• **Challenge**
Read through the entries below and return each line with the word "μᾶλλον".

--- START Recorded information ---

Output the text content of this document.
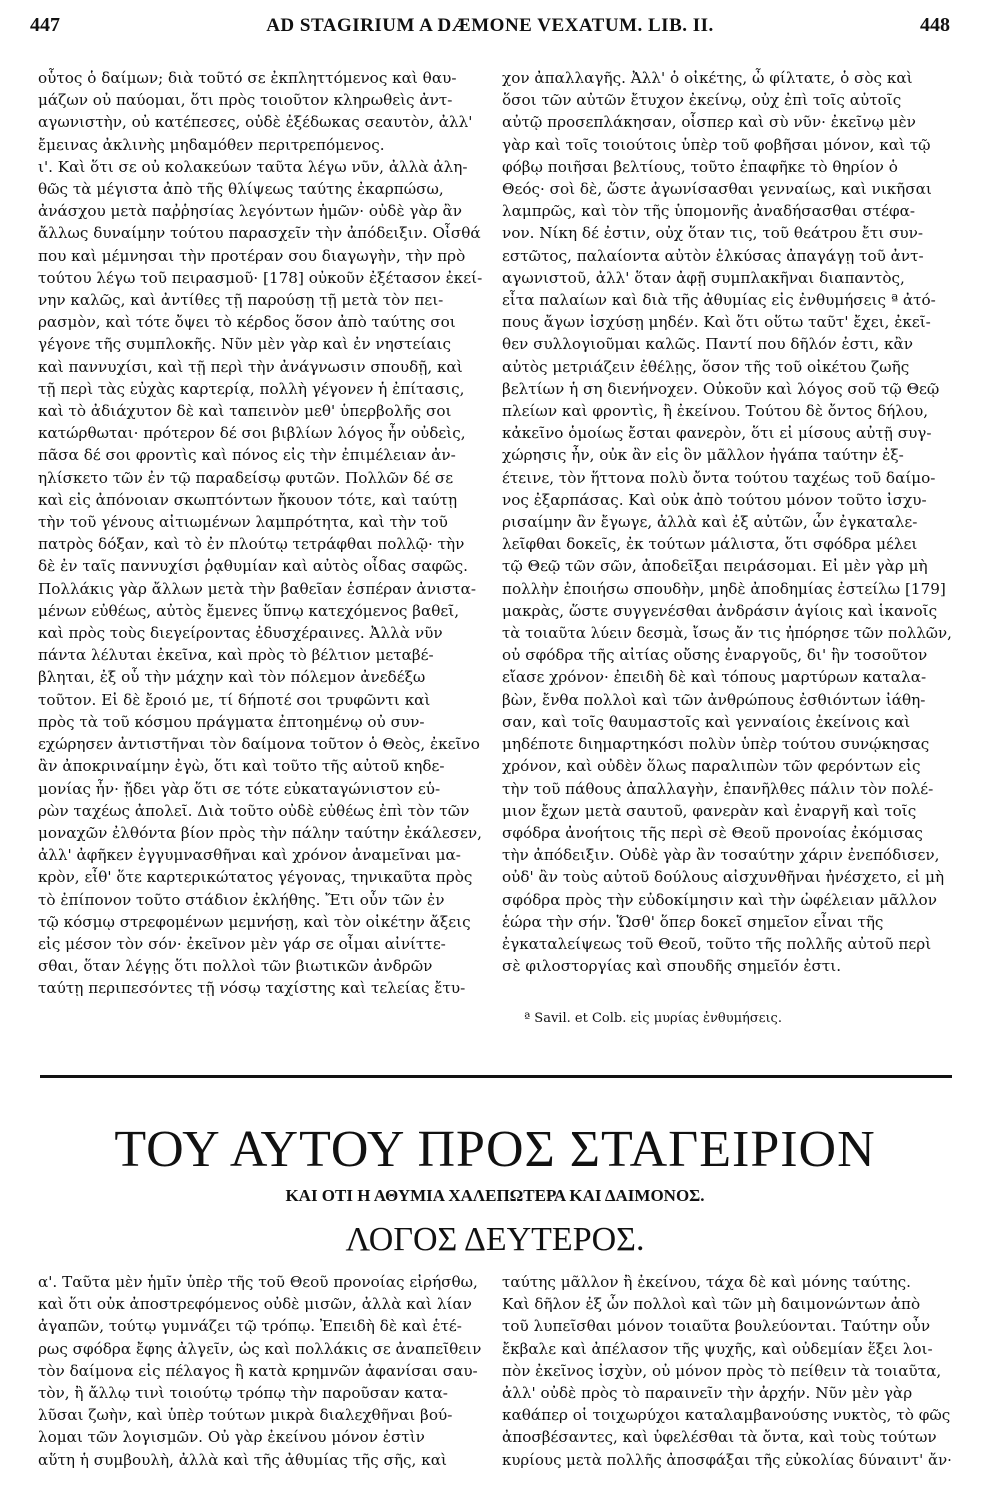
447	AD STAGIRIUM A DÆMONE VEXATUM. LIB. II.	448
οὗτος ὁ δαίμων; διὰ τοῦτό σε ἐκπληττόμενος καὶ θαυ-
μάζων οὐ παύομαι, ὅτι πρὸς τοιοῦτον κληρωθεὶς ἀντ-
αγωνιστὴν, οὐ κατέπεσες, οὐδὲ ἐξέδωκας σεαυτὸν, ἀλλ'
ἔμεινας ἀκλινὴς μηδαμόθεν περιτρεπόμενος.
ι'. Καὶ ὅτι σε οὐ κολακεύων ταῦτα λέγω νῦν, ἀλλὰ ἀλη-
θῶς τὰ μέγιστα ἀπὸ τῆς θλίψεως ταύτης ἐκαρπώσω,
ἀνάσχου μετὰ παῤῥησίας λεγόντων ἡμῶν· οὐδὲ γὰρ ἂν
ἄλλως δυναίμην τούτου παρασχεῖν τὴν ἀπόδειξιν. Οἶσθά
που καὶ μέμνησαι τὴν προτέραν σου διαγωγὴν, τὴν πρὸ
τούτου λέγω τοῦ πειρασμοῦ· [178] οὐκοῦν ἐξέτασον ἐκεί-
νην καλῶς, καὶ ἀντίθες τῇ παρούσῃ τῇ μετὰ τὸν πει-
ρασμὸν, καὶ τότε ὄψει τὸ κέρδος ὅσον ἀπὸ ταύτης σοι
γέγονε τῆς συμπλοκῆς. Νῦν μὲν γὰρ καὶ ἐν νηστείαις
καὶ παννυχίσι, καὶ τῇ περὶ τὴν ἀνάγνωσιν σπουδῇ, καὶ
τῇ περὶ τὰς εὐχὰς καρτερίᾳ, πολλὴ γέγονεν ἡ ἐπίτασις,
καὶ τὸ ἀδιάχυτον δὲ καὶ ταπεινὸν μεθ' ὑπερβολῆς σοι
κατώρθωται· πρότερον δέ σοι βιβλίων λόγος ἦν οὐδεὶς,
πᾶσα δέ σοι φροντὶς καὶ πόνος εἰς τὴν ἐπιμέλειαν ἀν-
ηλίσκετο τῶν ἐν τῷ παραδείσῳ φυτῶν. Πολλῶν δέ σε
καὶ εἰς ἀπόνοιαν σκωπτόντων ἤκουον τότε, καὶ ταύτῃ
τὴν τοῦ γένους αἰτιωμένων λαμπρότητα, καὶ τὴν τοῦ
πατρὸς δόξαν, καὶ τὸ ἐν πλούτῳ τετράφθαι πολλῷ· τὴν
δὲ ἐν ταῖς παννυχίσι ῥᾳθυμίαν καὶ αὐτὸς οἶδας σαφῶς.
Πολλάκις γὰρ ἄλλων μετὰ τὴν βαθεῖαν ἑσπέραν ἀνιστα-
μένων εὐθέως, αὐτὸς ἔμενες ὕπνῳ κατεχόμενος βαθεῖ,
καὶ πρὸς τοὺς διεγείροντας ἐδυσχέραινες. Ἀλλὰ νῦν
πάντα λέλυται ἐκεῖνα, καὶ πρὸς τὸ βέλτιον μεταβέ-
βληται, ἐξ οὗ τὴν μάχην καὶ τὸν πόλεμον ἀνεδέξω
τοῦτον. Εἰ δὲ ἔροιό με, τί δήποτέ σοι τρυφῶντι καὶ
πρὸς τὰ τοῦ κόσμου πράγματα ἐπτοημένῳ οὐ συν-
εχώρησεν ἀντιστῆναι τὸν δαίμονα τοῦτον ὁ Θεὸς, ἐκεῖνο
ἂν ἀποκριναίμην ἐγὼ, ὅτι καὶ τοῦτο τῆς αὐτοῦ κηδε-
μονίας ἦν· ᾔδει γὰρ ὅτι σε τότε εὐκαταγώνιστον εὑ-
ρὼν ταχέως ἀπολεῖ. Διὰ τοῦτο οὐδὲ εὐθέως ἐπὶ τὸν τῶν
μοναχῶν ἐλθόντα βίον πρὸς τὴν πάλην ταύτην ἐκάλεσεν,
ἀλλ' ἀφῆκεν ἐγγυμνασθῆναι καὶ χρόνον ἀναμεῖναι μα-
κρὸν, εἶθ' ὅτε καρτερικώτατος γέγονας, τηνικαῦτα πρὸς
τὸ ἐπίπονον τοῦτο στάδιον ἐκλήθης. Ἔτι οὖν τῶν ἐν
τῷ κόσμῳ στρεφομένων μεμνήσῃ, καὶ τὸν οἰκέτην ἄξεις
εἰς μέσον τὸν σόν· ἐκεῖνον μὲν γάρ σε οἶμαι αἰνίττε-
σθαι, ὅταν λέγῃς ὅτι πολλοὶ τῶν βιωτικῶν ἀνδρῶν
ταύτῃ περιπεσόντες τῇ νόσῳ ταχίστης καὶ τελείας ἔτυ-
χον ἀπαλλαγῆς. Ἀλλ' ὁ οἰκέτης, ὦ φίλτατε, ὁ σὸς καὶ
ὅσοι τῶν αὐτῶν ἔτυχον ἐκείνῳ, οὐχ ἐπὶ τοῖς αὐτοῖς
αὐτῷ προσεπλάκησαν, οἷσπερ καὶ σὺ νῦν· ἐκεῖνῳ μὲν
γὰρ καὶ τοῖς τοιούτοις ὑπὲρ τοῦ φοβῆσαι μόνον, καὶ τῷ
φόβῳ ποιῆσαι βελτίους, τοῦτο ἐπαφῆκε τὸ θηρίον ὁ
Θεός· σοὶ δὲ, ὥστε ἀγωνίσασθαι γενναίως, καὶ νικῆσαι
λαμπρῶς, καὶ τὸν τῆς ὑπομονῆς ἀναδήσασθαι στέφα-
νον. Νίκη δέ ἐστιν, οὐχ ὅταν τις, τοῦ θεάτρου ἔτι συν-
εστῶτος, παλαίοντα αὐτὸν ἑλκύσας ἀπαγάγῃ τοῦ ἀντ-
αγωνιστοῦ, ἀλλ' ὅταν ἀφῇ συμπλακῆναι διαπαντὸς,
εἶτα παλαίων καὶ διὰ τῆς ἀθυμίας εἰς ἐνθυμήσεις ª ἀτό-
πους ἄγων ἰσχύσῃ μηδέν. Καὶ ὅτι οὕτω ταῦτ' ἔχει, ἐκεῖ-
θεν συλλογιοῦμαι καλῶς. Παντί που δῆλόν ἐστι, κἂν
αὐτὸς μετριάζειν ἐθέλῃς, ὅσον τῆς τοῦ οἰκέτου ζωῆς
βελτίων ἡ ση διενήνοχεν. Οὐκοῦν καὶ λόγος σοῦ τῷ Θεῷ
πλείων καὶ φροντὶς, ἢ ἐκείνου. Τούτου δὲ ὄντος δήλου,
κἀκεῖνο ὁμοίως ἔσται φανερὸν, ὅτι εἰ μίσους αὐτῇ συγ-
χώρησις ἦν, οὐκ ἂν εἰς ὃν μᾶλλον ἠγάπα ταύτην ἐξ-
έτεινε, τὸν ἥττονα πολὺ ὄντα τούτου ταχέως τοῦ δαίμο-
νος ἐξαρπάσας. Καὶ οὐκ ἀπὸ τούτου μόνον τοῦτο ἰσχυ-
ρισαίμην ἂν ἔγωγε, ἀλλὰ καὶ ἐξ αὐτῶν, ὧν ἐγκαταλε-
λεῖφθαι δοκεῖς, ἐκ τούτων μάλιστα, ὅτι σφόδρα μέλει
τῷ Θεῷ τῶν σῶν, ἀποδεῖξαι πειράσομαι. Εἰ μὲν γὰρ μὴ
πολλὴν ἐποιήσω σπουδὴν, μηδὲ ἀποδημίας ἐστείλω [179]
μακρὰς, ὥστε συγγενέσθαι ἀνδράσιν ἁγίοις καὶ ἱκανοῖς
τὰ τοιαῦτα λύειν δεσμὰ, ἴσως ἄν τις ἠπόρησε τῶν πολλῶν,
οὐ σφόδρα τῆς αἰτίας οὔσης ἐναργοῦς, δι' ἣν τοσοῦτον
εἴασε χρόνον· ἐπειδὴ δὲ καὶ τόπους μαρτύρων καταλα-
βὼν, ἔνθα πολλοὶ καὶ τῶν ἀνθρώπους ἐσθιόντων ἰάθη-
σαν, καὶ τοῖς θαυμαστοῖς καὶ γενναίοις ἐκείνοις καὶ
μηδέποτε διημαρτηκόσι πολὺν ὑπὲρ τούτου συνῴκησας
χρόνον, καὶ οὐδὲν ὅλως παραλιπὼν τῶν φερόντων εἰς
τὴν τοῦ πάθους ἀπαλλαγὴν, ἐπανῆλθες πάλιν τὸν πολέ-
μιον ἔχων μετὰ σαυτοῦ, φανερὰν καὶ ἐναργῆ καὶ τοῖς
σφόδρα ἀνοήτοις τῆς περὶ σὲ Θεοῦ προνοίας ἐκόμισας
τὴν ἀπόδειξιν. Οὐδὲ γὰρ ἂν τοσαύτην χάριν ἐνεπόδισεν,
οὐδ' ἂν τοὺς αὐτοῦ δούλους αἰσχυνθῆναι ἠνέσχετο, εἰ μὴ
σφόδρα πρὸς τὴν εὐδοκίμησιν καὶ τὴν ὠφέλειαν μᾶλλον
ἑώρα τὴν σήν. Ὥσθ' ὅπερ δοκεῖ σημεῖον εἶναι τῆς
ἐγκαταλείψεως τοῦ Θεοῦ, τοῦτο τῆς πολλῆς αὐτοῦ περὶ
σὲ φιλοστοργίας καὶ σπουδῆς σημεῖόν ἐστι.
ª Savil. et Colb. εἰς μυρίας ἐνθυμήσεις.
ΤΟΥ ΑΥΤΟΥ ΠΡΟΣ ΣΤΑΓΕΙΡΙΟΝ
ΚΑΙ ΟΤΙ Η ΑΘΥΜΙΑ ΧΑΛΕΠΩΤΕΡΑ ΚΑΙ ΔΑΙΜΟΝΟΣ.
ΛΟΓΟΣ ΔΕΥΤΕΡΟΣ.
α'. Ταῦτα μὲν ἡμῖν ὑπὲρ τῆς τοῦ Θεοῦ προνοίας εἰρήσθω,
καὶ ὅτι οὐκ ἀποστρεφόμενος οὐδὲ μισῶν, ἀλλὰ καὶ λίαν
ἀγαπῶν, τούτῳ γυμνάζει τῷ τρόπῳ. Ἐπειδὴ δὲ καὶ ἑτέ-
ρως σφόδρα ἔφης ἀλγεῖν, ὡς καὶ πολλάκις σε ἀναπεῖθειν
τὸν δαίμονα εἰς πέλαγος ἢ κατὰ κρημνῶν ἀφανίσαι σαυ-
τὸν, ἢ ἄλλῳ τινὶ τοιούτῳ τρόπῳ τὴν παροῦσαν κατα-
λῦσαι ζωὴν, καὶ ὑπὲρ τούτων μικρὰ διαλεχθῆναι βού-
λομαι τῶν λογισμῶν. Οὐ γὰρ ἐκείνου μόνον ἐστὶν
αὕτη ἡ συμβουλὴ, ἀλλὰ καὶ τῆς ἀθυμίας τῆς σῆς, καὶ
ταύτης μᾶλλον ἢ ἐκείνου, τάχα δὲ καὶ μόνης ταύτης.
Καὶ δῆλον ἐξ ὧν πολλοὶ καὶ τῶν μὴ δαιμονώντων ἀπὸ
τοῦ λυπεῖσθαι μόνον τοιαῦτα βουλεύονται. Ταύτην οὖν
ἔκβαλε καὶ ἀπέλασον τῆς ψυχῆς, καὶ οὐδεμίαν ἕξει λοι-
πὸν ἐκεῖνος ἰσχὺν, οὐ μόνον πρὸς τὸ πείθειν τὰ τοιαῦτα,
ἀλλ' οὐδὲ πρὸς τὸ παραινεῖν τὴν ἀρχήν. Νῦν μὲν γὰρ
καθάπερ οἱ τοιχωρύχοι καταλαμβανούσης νυκτὸς, τὸ φῶς
ἀποσβέσαντες, καὶ ὑφελέσθαι τὰ ὄντα, καὶ τοὺς τούτων
κυρίους μετὰ πολλῆς ἀποσφάξαι τῆς εὐκολίας δύναιντ' ἄν·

--- END Recorded information ---

• **Task answer**
χώρησις ἦν, οὐκ ἂν εἰς ὃν μᾶλλον ἠγάπα ταύτην ἐξ-
σφόδρα πρὸς τὴν εὐδοκίμησιν καὶ τὴν ὠφέλειαν μᾶλλον
ταύτης μᾶλλον ἢ ἐκείνου, τάχα δὲ καὶ μόνης ταύτης.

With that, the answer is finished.